Written instruction — Below, find each line holding "Refer" and state how many there are, using the number alone.

::::

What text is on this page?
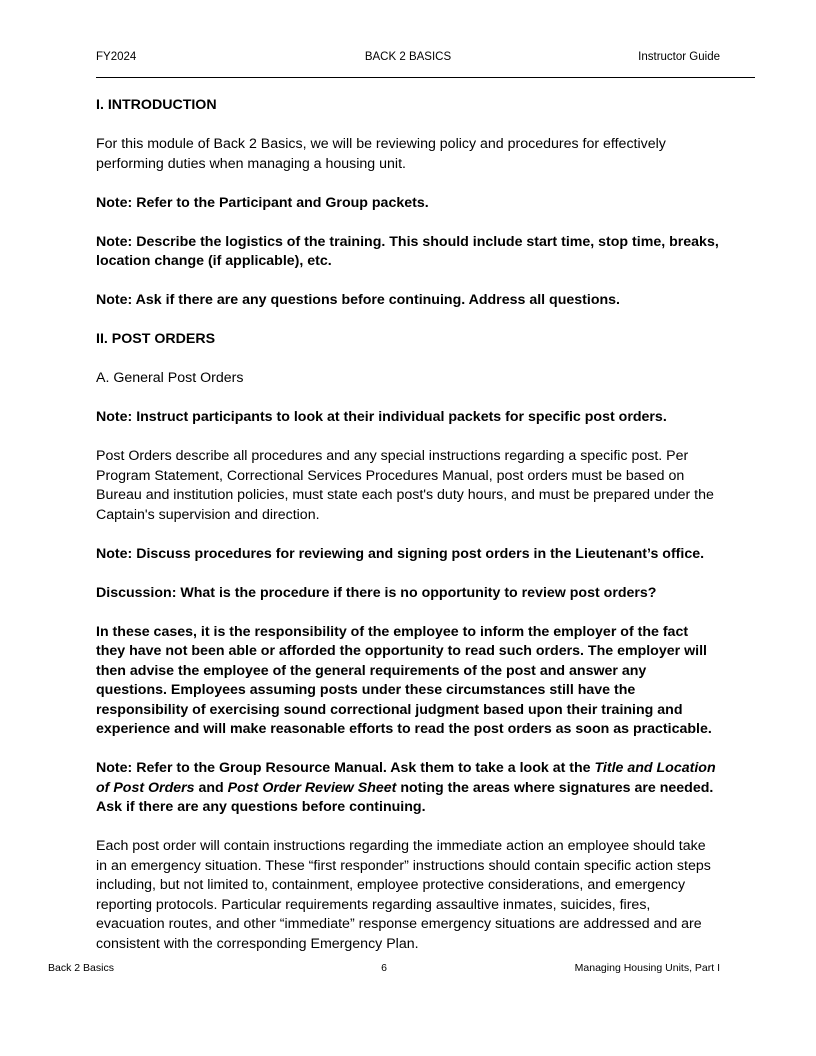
FY2024	BACK 2 BASICS	Instructor Guide

I. INTRODUCTION

For this module of Back 2 Basics, we will be reviewing policy and procedures for effectively performing duties when managing a housing unit.

Note: Refer to the Participant and Group packets.

Note: Describe the logistics of the training. This should include start time, stop time, breaks, location change (if applicable), etc.

Note: Ask if there are any questions before continuing. Address all questions.

II. POST ORDERS

A. General Post Orders

Note: Instruct participants to look at their individual packets for specific post orders.

Post Orders describe all procedures and any special instructions regarding a specific post. Per Program Statement, Correctional Services Procedures Manual, post orders must be based on Bureau and institution policies, must state each post's duty hours, and must be prepared under the Captain's supervision and direction.

Note: Discuss procedures for reviewing and signing post orders in the Lieutenant’s office.

Discussion: What is the procedure if there is no opportunity to review post orders?

In these cases, it is the responsibility of the employee to inform the employer of the fact they have not been able or afforded the opportunity to read such orders. The employer will then advise the employee of the general requirements of the post and answer any questions. Employees assuming posts under these circumstances still have the responsibility of exercising sound correctional judgment based upon their training and experience and will make reasonable efforts to read the post orders as soon as practicable.

Note: Refer to the Group Resource Manual. Ask them to take a look at the Title and Location of Post Orders and Post Order Review Sheet noting the areas where signatures are needed. Ask if there are any questions before continuing.

Each post order will contain instructions regarding the immediate action an employee should take in an emergency situation. These “first responder” instructions should contain specific action steps including, but not limited to, containment, employee protective considerations, and emergency reporting protocols. Particular requirements regarding assaultive inmates, suicides, fires, evacuation routes, and other “immediate” response emergency situations are addressed and are consistent with the corresponding Emergency Plan.

Back 2 Basics	6	Managing Housing Units, Part I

::::

Answer — 2